TO BE DONE
Read through the data and report every line in which the word "image" occurs.

(Recorded data)

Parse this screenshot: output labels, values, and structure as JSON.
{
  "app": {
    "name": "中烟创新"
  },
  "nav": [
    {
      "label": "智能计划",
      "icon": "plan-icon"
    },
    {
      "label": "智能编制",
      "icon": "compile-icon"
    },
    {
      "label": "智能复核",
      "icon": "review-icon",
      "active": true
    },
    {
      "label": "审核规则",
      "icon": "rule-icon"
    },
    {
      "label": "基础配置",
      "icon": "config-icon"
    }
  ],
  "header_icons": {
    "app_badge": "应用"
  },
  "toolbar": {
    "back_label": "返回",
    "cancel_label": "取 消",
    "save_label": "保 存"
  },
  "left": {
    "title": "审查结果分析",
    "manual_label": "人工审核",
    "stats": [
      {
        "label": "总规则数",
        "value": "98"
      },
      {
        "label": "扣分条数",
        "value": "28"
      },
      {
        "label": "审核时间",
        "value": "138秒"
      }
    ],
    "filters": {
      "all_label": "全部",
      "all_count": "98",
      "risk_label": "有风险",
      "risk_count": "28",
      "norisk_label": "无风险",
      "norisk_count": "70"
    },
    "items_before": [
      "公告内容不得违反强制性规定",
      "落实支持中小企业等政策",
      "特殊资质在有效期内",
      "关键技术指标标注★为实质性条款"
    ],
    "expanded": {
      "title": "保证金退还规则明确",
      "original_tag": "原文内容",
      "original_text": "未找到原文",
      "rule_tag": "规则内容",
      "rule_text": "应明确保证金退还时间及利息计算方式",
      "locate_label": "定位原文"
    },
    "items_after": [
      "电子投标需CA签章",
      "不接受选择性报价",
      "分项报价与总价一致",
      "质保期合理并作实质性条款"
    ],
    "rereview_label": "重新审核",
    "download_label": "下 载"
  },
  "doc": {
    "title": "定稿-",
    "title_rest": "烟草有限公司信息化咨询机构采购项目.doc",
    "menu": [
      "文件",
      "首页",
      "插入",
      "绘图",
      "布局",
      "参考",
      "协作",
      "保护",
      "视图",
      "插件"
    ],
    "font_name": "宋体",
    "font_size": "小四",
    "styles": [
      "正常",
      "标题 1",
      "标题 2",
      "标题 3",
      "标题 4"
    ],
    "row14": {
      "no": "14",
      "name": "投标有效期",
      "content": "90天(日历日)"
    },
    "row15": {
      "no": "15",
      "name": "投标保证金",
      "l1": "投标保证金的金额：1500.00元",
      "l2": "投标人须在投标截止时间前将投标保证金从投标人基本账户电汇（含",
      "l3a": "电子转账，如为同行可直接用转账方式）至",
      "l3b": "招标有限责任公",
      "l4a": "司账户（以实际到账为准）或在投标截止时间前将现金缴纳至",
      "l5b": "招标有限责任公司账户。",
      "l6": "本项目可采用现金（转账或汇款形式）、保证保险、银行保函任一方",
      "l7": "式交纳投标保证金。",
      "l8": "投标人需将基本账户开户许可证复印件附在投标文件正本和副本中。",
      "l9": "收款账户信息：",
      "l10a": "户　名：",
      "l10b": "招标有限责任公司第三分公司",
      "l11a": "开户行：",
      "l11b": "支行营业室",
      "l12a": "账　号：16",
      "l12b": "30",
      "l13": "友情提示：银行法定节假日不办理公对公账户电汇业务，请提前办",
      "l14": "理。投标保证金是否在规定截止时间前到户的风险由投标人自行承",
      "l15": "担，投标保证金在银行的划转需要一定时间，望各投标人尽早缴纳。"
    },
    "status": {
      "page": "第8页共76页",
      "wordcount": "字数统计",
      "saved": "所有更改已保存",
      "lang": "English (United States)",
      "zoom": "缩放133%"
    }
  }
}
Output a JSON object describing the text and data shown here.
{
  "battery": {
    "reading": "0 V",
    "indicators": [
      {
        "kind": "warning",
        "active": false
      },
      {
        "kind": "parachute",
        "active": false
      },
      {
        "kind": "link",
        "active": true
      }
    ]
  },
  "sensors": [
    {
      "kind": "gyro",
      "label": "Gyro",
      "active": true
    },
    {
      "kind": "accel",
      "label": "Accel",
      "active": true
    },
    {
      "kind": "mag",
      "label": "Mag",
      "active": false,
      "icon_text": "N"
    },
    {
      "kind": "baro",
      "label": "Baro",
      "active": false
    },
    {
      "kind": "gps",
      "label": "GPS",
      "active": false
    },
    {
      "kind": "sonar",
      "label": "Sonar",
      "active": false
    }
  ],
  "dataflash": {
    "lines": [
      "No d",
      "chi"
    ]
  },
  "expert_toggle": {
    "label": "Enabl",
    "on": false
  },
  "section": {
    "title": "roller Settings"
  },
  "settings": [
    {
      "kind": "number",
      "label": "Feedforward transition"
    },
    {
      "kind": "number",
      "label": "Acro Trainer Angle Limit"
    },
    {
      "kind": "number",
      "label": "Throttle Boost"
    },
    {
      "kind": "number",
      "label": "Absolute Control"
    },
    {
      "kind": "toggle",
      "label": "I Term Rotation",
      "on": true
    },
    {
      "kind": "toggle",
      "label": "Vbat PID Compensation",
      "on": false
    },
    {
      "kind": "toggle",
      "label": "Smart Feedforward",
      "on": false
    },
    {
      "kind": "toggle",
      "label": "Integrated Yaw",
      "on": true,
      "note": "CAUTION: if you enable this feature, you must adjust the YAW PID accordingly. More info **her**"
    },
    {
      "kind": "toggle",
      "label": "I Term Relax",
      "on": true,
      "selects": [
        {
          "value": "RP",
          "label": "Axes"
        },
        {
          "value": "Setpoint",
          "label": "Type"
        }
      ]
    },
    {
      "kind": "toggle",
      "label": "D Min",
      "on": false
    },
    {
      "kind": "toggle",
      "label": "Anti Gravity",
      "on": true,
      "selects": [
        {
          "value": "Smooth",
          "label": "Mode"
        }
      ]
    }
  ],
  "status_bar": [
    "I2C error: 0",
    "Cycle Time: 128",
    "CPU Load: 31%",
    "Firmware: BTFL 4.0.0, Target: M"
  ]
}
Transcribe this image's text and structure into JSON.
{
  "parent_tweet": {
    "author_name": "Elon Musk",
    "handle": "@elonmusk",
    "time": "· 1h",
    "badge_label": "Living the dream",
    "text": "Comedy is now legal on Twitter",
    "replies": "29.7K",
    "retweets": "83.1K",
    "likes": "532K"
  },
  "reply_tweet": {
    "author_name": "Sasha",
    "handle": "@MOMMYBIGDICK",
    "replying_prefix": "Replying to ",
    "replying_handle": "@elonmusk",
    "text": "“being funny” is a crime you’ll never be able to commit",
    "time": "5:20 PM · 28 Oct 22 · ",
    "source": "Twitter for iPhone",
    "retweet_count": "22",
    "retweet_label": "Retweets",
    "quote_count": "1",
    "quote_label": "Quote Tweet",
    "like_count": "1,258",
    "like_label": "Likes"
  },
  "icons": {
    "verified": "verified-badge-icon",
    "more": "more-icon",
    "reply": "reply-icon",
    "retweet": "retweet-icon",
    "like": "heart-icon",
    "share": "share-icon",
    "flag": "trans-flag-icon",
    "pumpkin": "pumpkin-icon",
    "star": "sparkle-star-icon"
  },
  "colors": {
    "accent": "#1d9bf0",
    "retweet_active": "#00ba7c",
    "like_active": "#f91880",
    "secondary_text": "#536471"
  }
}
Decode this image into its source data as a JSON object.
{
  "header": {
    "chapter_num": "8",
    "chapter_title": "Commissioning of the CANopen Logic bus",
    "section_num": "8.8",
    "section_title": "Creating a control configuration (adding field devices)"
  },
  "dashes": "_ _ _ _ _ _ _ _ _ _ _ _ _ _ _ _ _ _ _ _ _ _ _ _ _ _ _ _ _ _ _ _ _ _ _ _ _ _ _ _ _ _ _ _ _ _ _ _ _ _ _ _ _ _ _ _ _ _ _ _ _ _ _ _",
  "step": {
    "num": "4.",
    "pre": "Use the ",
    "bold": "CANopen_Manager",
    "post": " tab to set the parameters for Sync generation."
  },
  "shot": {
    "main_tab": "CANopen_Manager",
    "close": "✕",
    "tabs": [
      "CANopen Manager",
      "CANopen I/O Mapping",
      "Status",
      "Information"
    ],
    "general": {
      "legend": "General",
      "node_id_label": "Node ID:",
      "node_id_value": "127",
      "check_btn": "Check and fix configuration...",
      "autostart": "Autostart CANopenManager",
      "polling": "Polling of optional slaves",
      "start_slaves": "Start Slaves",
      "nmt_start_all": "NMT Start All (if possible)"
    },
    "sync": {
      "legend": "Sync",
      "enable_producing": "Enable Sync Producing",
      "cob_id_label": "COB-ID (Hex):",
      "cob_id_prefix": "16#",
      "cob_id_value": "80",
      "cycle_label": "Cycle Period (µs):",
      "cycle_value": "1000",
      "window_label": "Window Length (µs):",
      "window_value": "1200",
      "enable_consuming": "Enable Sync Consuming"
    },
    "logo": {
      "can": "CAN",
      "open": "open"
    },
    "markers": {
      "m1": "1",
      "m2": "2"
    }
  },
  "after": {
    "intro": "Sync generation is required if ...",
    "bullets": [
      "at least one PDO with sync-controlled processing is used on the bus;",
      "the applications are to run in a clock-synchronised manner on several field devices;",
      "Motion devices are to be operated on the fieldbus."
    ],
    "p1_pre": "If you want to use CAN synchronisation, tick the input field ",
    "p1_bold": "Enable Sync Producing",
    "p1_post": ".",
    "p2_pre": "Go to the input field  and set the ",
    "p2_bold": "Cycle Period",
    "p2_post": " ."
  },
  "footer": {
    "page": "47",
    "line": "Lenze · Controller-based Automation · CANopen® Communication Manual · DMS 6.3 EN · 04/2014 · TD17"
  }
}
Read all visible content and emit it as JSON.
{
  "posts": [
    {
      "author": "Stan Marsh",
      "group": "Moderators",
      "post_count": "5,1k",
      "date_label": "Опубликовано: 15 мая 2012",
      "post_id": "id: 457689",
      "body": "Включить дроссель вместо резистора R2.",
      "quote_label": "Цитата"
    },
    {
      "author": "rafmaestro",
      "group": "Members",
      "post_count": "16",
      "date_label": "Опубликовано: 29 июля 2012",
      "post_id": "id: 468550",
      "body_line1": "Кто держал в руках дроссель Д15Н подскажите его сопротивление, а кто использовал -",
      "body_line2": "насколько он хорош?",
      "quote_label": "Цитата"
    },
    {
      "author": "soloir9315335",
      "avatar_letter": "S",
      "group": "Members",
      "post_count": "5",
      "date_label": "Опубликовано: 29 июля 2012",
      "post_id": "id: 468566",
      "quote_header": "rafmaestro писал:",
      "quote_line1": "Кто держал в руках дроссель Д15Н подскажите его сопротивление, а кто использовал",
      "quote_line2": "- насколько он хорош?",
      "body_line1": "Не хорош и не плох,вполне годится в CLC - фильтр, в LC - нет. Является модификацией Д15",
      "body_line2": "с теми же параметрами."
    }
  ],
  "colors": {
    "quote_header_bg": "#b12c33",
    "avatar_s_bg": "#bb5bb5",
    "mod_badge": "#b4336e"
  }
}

SOLUTION FOR THIS TASK
Transcribe this image's text and structure into JSON.
Decode this image into its source data as a JSON object.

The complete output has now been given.